## Request
Copy the data below exactly, omitting any picture it contains.

## Record list
-=-=-
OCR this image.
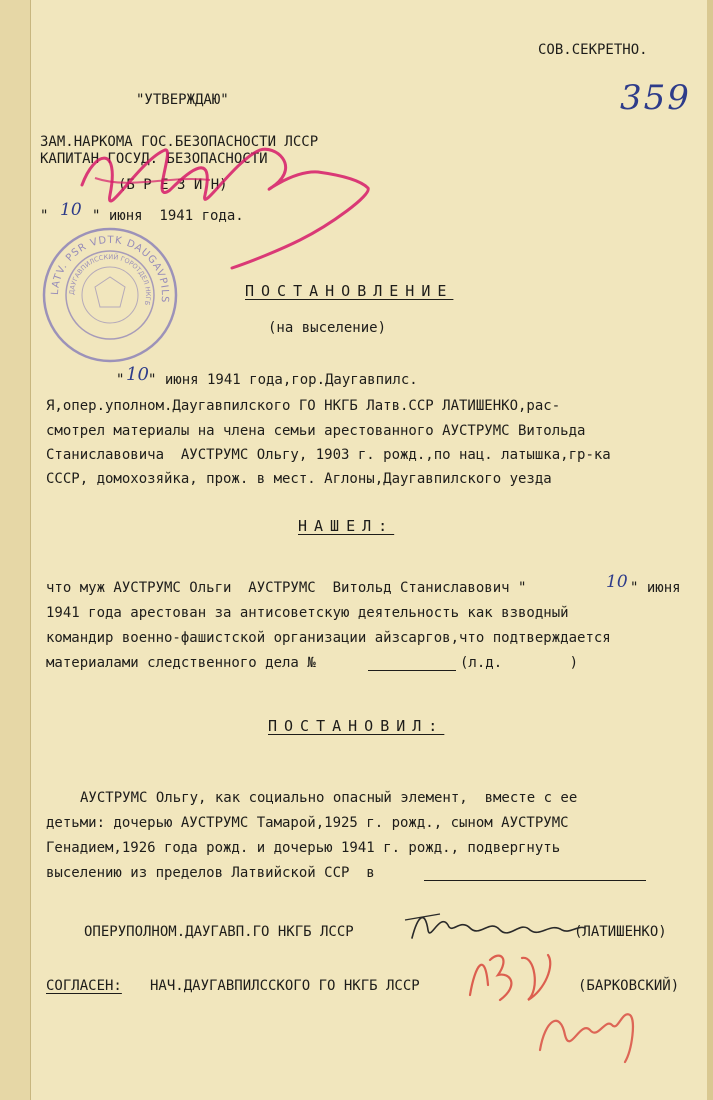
СОВ.СЕКРЕТНО.
359
"УТВЕРЖДАЮ"
ЗАМ.НАРКОМА ГОС.БЕЗОПАСНОСТИ ЛССР
КАПИТАН ГОСУД. БЕЗОПАСНОСТИ
(Б Р Е З И Н)
" 10 " июня  1941 года.
LATV. PSR VDTK DAUGAVPILS
ДАУГАВПИЛССКИЙ ГОРОТДЕЛ НКГБ
ПОСТАНОВЛЕНИЕ
(на выселение)
" 10 " июня 1941 года,гор.Даугавпилс.
Я,опер.уполном.Даугавпилского ГО НКГБ Латв.ССР ЛАТИШЕНКО,рас-
смотрел материалы на члена семьи арестованного АУСТРУМС Витольда
Станиславовича  АУСТРУМС Ольгу, 1903 г. рожд.,по нац. латышка,гр-ка
СССР, домохозяйка, прож. в мест. Аглоны,Даугавпилского уезда
НАШЕЛ:
что муж АУСТРУМС Ольги  АУСТРУМС  Витольд Станиславович "	10 " июня
1941 года арестован за антисоветскую деятельность как взводный
командир военно-фашистской организации айзсаргов,что подтверждается
материалами следственного дела №	(л.д.        )
ПОСТАНОВИЛ:
АУСТРУМС Ольгу, как социально опасный элемент,  вместе с ее
детьми: дочерью АУСТРУМС Тамарой,1925 г. рожд., сыном АУСТРУМС
Генадием,1926 года рожд. и дочерью 1941 г. рожд., подвергнуть
выселению из пределов Латвийской ССР  в
ОПЕРУПОЛНОМ.ДАУГАВП.ГО НКГБ ЛССР	(ЛАТИШЕНКО)
СОГЛАСЕН: НАЧ.ДАУГАВПИЛССКОГО ГО НКГБ ЛССР	(БАРКОВСКИЙ)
-=-=-
## Solution for this task
OCR this image.
СОВ.СЕКРЕТНО.
359
"УТВЕРЖДАЮ"
ЗАМ.НАРКОМА ГОС.БЕЗОПАСНОСТИ ЛССР
КАПИТАН ГОСУД. БЕЗОПАСНОСТИ
(Б Р Е З И Н)
" 10 " июня  1941 года.
LATV. PSR VDTK DAUGAVPILS
ДАУГАВПИЛССКИЙ ГОРОТДЕЛ НКГБ
ПОСТАНОВЛЕНИЕ
(на выселение)
" 10 " июня 1941 года,гор.Даугавпилс.
Я,опер.уполном.Даугавпилского ГО НКГБ Латв.ССР ЛАТИШЕНКО,рас-
смотрел материалы на члена семьи арестованного АУСТРУМС Витольда
Станиславовича  АУСТРУМС Ольгу, 1903 г. рожд.,по нац. латышка,гр-ка
СССР, домохозяйка, прож. в мест. Аглоны,Даугавпилского уезда
НАШЕЛ:
что муж АУСТРУМС Ольги  АУСТРУМС  Витольд Станиславович "	10 " июня
1941 года арестован за антисоветскую деятельность как взводный
командир военно-фашистской организации айзсаргов,что подтверждается
материалами следственного дела №	(л.д.        )
ПОСТАНОВИЛ:
АУСТРУМС Ольгу, как социально опасный элемент,  вместе с ее
детьми: дочерью АУСТРУМС Тамарой,1925 г. рожд., сыном АУСТРУМС
Генадием,1926 года рожд. и дочерью 1941 г. рожд., подвергнуть
выселению из пределов Латвийской ССР  в
ОПЕРУПОЛНОМ.ДАУГАВП.ГО НКГБ ЛССР	(ЛАТИШЕНКО)
СОГЛАСЕН: НАЧ.ДАУГАВПИЛССКОГО ГО НКГБ ЛССР	(БАРКОВСКИЙ)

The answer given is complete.